The exercise -
Write out each line exactly as it stands, please.

Collected data entries:
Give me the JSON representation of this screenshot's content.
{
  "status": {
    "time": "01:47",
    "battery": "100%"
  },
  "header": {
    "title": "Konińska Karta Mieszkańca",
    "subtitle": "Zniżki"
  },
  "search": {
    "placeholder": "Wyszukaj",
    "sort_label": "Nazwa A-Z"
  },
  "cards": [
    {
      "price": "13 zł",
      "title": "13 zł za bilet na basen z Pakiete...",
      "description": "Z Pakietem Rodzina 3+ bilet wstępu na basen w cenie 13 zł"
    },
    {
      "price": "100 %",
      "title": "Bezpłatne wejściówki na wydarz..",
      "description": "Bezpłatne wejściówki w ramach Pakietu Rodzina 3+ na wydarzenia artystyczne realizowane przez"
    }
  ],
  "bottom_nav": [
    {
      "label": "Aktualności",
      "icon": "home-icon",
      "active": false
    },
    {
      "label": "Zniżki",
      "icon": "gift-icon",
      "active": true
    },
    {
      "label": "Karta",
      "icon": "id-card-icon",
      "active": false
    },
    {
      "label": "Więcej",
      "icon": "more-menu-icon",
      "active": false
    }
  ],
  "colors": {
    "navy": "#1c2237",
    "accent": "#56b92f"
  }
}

Task result -
Give me the JSON representation of this screenshot's content.
{
  "status": {
    "time": "01:47",
    "battery": "100%"
  },
  "header": {
    "title": "Konińska Karta Mieszkańca",
    "subtitle": "Zniżki"
  },
  "search": {
    "placeholder": "Wyszukaj",
    "sort_label": "Nazwa A-Z"
  },
  "cards": [
    {
      "price": "13 zł",
      "title": "13 zł za bilet na basen z Pakiete...",
      "description": "Z Pakietem Rodzina 3+ bilet wstępu na basen w cenie 13 zł"
    },
    {
      "price": "100 %",
      "title": "Bezpłatne wejściówki na wydarz..",
      "description": "Bezpłatne wejściówki w ramach Pakietu Rodzina 3+ na wydarzenia artystyczne realizowane przez"
    }
  ],
  "bottom_nav": [
    {
      "label": "Aktualności",
      "icon": "home-icon",
      "active": false
    },
    {
      "label": "Zniżki",
      "icon": "gift-icon",
      "active": true
    },
    {
      "label": "Karta",
      "icon": "id-card-icon",
      "active": false
    },
    {
      "label": "Więcej",
      "icon": "more-menu-icon",
      "active": false
    }
  ],
  "colors": {
    "navy": "#1c2237",
    "accent": "#56b92f"
  }
}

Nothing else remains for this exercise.